== To do ==
Copy every line of the data that contains the string "Maryland".

== Records for processing ==

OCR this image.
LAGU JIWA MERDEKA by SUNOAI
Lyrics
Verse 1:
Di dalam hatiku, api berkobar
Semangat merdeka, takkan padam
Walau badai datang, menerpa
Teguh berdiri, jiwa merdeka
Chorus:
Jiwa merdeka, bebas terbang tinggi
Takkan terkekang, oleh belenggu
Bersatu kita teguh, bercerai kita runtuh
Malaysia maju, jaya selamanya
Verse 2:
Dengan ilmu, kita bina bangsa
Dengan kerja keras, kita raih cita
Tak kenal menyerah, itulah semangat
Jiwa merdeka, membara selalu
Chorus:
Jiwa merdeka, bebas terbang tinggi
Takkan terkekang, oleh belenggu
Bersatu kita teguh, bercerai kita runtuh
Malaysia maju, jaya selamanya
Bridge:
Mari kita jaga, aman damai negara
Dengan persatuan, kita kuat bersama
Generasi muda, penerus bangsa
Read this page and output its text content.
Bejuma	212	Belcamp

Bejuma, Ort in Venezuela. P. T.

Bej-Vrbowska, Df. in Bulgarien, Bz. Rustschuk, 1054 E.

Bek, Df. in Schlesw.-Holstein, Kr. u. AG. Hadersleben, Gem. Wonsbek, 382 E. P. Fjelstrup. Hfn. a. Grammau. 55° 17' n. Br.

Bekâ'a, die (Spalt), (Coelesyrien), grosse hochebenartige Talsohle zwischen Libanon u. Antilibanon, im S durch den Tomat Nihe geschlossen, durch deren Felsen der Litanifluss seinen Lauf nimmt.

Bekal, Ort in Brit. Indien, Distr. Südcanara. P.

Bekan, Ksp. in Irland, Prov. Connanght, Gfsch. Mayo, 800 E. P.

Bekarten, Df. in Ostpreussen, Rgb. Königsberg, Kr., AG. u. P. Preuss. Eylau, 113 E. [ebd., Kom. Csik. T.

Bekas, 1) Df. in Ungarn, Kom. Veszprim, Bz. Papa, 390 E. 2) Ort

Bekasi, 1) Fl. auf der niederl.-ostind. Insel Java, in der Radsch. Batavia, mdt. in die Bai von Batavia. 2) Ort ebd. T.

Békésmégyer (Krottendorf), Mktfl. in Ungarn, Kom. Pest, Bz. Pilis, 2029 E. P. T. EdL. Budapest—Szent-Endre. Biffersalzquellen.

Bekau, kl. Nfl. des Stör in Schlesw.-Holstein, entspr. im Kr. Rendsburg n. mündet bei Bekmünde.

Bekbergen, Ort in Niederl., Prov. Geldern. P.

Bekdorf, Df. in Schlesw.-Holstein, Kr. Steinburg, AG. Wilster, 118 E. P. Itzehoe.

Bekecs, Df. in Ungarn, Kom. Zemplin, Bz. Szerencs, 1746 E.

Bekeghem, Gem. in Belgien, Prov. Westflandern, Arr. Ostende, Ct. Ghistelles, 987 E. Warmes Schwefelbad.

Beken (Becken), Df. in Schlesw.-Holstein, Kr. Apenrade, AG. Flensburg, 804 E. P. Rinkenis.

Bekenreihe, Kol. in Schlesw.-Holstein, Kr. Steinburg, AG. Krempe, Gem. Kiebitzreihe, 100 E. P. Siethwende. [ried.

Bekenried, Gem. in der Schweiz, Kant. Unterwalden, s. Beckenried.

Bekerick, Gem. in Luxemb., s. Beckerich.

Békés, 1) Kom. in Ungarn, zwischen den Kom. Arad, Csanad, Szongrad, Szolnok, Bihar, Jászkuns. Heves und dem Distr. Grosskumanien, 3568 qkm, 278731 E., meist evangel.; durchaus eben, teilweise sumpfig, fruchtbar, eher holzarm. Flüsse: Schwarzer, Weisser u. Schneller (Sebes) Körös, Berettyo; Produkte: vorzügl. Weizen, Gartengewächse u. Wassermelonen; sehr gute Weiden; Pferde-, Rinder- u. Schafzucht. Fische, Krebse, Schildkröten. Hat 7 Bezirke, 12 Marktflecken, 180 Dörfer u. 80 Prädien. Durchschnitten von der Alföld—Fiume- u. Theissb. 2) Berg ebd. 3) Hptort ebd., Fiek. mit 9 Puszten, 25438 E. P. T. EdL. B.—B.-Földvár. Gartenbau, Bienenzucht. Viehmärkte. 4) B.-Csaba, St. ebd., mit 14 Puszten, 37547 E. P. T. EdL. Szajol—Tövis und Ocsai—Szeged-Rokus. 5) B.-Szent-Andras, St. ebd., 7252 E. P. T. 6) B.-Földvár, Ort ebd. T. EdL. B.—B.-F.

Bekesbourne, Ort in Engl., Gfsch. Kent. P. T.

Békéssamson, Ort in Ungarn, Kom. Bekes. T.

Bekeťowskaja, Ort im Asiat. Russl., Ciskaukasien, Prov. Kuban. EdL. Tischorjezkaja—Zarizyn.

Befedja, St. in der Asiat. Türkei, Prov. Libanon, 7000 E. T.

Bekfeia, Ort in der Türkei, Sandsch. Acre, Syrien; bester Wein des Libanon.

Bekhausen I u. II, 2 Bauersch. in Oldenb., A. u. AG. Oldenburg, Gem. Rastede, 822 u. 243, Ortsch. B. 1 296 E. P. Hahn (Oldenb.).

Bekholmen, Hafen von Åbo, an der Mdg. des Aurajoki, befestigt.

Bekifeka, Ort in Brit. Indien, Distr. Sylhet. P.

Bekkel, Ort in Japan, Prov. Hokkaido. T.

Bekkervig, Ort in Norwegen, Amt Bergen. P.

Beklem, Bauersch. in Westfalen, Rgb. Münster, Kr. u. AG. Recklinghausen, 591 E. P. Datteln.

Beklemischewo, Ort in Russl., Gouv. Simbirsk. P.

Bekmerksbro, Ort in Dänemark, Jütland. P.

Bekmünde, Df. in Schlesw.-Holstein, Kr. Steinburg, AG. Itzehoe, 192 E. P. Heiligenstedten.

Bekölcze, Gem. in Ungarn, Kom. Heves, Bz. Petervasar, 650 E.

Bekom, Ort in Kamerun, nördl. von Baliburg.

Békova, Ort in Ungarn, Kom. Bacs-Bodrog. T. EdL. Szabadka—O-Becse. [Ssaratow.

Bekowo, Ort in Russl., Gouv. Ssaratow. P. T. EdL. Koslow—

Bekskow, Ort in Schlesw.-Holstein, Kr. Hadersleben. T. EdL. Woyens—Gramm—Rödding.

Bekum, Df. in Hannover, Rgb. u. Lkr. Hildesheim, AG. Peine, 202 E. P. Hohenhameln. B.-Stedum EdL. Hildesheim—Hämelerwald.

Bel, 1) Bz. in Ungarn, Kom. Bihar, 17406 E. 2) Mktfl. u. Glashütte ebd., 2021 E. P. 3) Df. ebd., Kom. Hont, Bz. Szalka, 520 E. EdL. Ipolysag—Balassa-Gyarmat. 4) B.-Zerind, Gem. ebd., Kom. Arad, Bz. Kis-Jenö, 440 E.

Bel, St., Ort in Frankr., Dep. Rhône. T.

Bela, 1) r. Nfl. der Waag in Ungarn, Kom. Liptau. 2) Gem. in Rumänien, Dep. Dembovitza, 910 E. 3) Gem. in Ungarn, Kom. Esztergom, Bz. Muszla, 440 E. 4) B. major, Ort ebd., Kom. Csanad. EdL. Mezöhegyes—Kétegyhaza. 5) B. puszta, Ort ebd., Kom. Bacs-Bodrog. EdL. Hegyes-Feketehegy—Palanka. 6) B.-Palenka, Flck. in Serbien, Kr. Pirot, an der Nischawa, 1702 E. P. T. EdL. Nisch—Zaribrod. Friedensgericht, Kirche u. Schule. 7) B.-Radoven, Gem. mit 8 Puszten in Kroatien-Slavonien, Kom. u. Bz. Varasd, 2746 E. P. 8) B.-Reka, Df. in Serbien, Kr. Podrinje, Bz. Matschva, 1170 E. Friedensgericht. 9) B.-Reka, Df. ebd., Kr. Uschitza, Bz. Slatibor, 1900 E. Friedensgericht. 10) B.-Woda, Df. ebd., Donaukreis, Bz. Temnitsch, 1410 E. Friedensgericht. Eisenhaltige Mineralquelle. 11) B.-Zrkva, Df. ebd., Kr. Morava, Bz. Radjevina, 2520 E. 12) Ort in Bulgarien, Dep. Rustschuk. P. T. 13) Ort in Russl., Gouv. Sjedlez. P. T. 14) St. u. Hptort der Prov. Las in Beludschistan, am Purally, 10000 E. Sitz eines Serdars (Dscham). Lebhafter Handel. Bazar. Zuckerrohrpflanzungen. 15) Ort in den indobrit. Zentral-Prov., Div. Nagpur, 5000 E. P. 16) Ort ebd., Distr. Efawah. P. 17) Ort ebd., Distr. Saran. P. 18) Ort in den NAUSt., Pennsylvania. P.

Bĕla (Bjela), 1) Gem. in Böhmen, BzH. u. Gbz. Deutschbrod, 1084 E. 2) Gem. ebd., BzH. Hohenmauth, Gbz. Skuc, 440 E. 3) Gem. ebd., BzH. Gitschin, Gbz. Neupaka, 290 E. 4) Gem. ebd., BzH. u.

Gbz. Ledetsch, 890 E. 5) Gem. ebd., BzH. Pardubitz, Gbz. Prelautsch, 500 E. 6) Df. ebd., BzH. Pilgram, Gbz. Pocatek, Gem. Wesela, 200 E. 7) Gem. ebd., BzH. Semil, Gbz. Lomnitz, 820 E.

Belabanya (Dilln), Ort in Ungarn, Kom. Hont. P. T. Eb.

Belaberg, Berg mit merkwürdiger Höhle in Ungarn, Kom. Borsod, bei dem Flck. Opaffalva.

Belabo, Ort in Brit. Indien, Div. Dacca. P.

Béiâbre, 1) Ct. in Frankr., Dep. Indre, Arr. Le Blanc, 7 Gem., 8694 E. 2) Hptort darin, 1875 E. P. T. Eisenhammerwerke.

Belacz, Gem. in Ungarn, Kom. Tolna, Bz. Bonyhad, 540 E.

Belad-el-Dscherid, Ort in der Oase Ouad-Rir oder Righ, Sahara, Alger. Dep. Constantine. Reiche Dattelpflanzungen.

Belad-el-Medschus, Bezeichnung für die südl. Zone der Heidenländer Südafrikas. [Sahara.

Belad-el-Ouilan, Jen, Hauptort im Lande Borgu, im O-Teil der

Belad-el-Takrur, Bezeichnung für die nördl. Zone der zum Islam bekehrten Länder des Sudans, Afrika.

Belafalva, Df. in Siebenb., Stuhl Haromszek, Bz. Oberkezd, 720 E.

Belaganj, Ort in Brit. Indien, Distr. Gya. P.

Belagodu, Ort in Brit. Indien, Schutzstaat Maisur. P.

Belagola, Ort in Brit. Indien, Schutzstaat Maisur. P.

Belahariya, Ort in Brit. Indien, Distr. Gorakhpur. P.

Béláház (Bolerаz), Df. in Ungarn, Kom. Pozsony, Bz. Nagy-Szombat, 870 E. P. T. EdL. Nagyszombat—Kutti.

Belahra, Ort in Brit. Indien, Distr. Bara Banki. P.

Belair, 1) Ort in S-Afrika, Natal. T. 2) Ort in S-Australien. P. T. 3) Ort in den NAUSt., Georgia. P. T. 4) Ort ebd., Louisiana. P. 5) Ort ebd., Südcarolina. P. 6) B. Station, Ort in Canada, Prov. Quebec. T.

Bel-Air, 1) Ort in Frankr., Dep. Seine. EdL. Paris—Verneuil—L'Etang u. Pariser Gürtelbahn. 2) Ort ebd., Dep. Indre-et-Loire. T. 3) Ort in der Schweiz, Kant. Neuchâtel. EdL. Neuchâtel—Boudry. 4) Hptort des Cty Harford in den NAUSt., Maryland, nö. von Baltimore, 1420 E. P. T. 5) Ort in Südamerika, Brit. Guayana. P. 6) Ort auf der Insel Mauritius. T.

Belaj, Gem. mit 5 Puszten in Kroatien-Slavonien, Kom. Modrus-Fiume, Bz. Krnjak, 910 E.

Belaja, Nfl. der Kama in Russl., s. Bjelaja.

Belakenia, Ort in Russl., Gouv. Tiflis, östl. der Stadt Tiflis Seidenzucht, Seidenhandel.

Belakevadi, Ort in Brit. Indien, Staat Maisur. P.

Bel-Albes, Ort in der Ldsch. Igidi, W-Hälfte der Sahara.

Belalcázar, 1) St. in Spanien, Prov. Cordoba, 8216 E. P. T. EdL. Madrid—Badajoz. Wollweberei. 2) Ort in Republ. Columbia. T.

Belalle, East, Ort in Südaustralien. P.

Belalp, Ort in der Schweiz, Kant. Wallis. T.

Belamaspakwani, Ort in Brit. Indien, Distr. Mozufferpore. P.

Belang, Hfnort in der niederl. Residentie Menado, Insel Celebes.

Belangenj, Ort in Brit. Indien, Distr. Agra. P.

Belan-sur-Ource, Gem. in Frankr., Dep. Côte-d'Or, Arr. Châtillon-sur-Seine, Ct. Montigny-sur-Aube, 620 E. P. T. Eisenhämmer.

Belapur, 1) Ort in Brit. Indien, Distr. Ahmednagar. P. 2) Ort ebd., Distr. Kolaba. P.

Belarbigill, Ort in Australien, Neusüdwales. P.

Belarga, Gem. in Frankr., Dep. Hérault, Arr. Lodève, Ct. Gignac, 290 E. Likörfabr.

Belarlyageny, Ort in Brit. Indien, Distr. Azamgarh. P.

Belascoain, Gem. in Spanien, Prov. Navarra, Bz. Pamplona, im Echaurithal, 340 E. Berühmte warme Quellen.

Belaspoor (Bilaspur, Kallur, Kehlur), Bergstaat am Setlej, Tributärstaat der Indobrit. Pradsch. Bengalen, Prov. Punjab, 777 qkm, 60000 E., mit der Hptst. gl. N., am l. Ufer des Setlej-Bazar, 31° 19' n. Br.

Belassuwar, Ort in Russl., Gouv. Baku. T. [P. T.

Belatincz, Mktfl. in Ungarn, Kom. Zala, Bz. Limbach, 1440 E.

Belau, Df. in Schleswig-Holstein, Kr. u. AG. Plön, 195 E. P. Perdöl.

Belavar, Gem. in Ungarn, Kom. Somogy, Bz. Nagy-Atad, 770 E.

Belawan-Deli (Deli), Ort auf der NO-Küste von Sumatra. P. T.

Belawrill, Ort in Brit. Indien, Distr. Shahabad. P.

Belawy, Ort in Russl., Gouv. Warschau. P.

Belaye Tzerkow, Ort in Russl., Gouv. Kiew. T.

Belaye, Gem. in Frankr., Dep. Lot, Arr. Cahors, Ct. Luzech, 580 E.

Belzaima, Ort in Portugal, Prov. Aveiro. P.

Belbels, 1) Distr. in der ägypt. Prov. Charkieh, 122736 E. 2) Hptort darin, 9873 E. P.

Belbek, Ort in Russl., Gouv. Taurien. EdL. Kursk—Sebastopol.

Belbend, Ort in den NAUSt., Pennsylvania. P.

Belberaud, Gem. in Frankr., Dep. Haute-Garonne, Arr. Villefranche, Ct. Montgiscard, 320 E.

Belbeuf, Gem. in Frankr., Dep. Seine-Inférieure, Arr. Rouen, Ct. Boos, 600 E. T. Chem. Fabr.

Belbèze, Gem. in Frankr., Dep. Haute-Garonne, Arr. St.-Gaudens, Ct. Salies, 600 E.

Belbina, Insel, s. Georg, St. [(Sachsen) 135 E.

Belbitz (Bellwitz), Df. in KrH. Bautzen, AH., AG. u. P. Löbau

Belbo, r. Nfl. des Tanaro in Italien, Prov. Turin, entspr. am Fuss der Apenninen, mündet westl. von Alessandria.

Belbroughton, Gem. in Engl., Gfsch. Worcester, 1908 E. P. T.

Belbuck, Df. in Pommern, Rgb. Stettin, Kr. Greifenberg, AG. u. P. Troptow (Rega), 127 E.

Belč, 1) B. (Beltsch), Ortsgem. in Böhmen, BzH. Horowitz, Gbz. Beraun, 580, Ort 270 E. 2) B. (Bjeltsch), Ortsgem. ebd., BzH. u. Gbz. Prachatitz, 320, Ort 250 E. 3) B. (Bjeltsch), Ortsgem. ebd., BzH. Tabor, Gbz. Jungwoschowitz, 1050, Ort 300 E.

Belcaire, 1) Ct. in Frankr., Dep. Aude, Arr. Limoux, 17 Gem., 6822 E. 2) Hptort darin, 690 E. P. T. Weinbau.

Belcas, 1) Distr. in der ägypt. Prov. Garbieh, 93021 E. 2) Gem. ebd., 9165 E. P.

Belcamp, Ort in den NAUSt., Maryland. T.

== Problem solution ==
Bel-Air, 1) Ort in Frankr., Dep. Seine. EdL. Paris—Verneuil—L'Etang u. Pariser Gürtelbahn. 2) Ort ebd., Dep. Indre-et-Loire. T. 3) Ort in der Schweiz, Kant. Neuchâtel. EdL. Neuchâtel—Boudry. 4) Hptort des Cty Harford in den NAUSt., Maryland, nö. von Baltimore, 1420 E. P. T. 5) Ort in Südamerika, Brit. Guayana. P. 6) Ort auf der Insel Mauritius. T.
Belcamp, Ort in den NAUSt., Maryland. T.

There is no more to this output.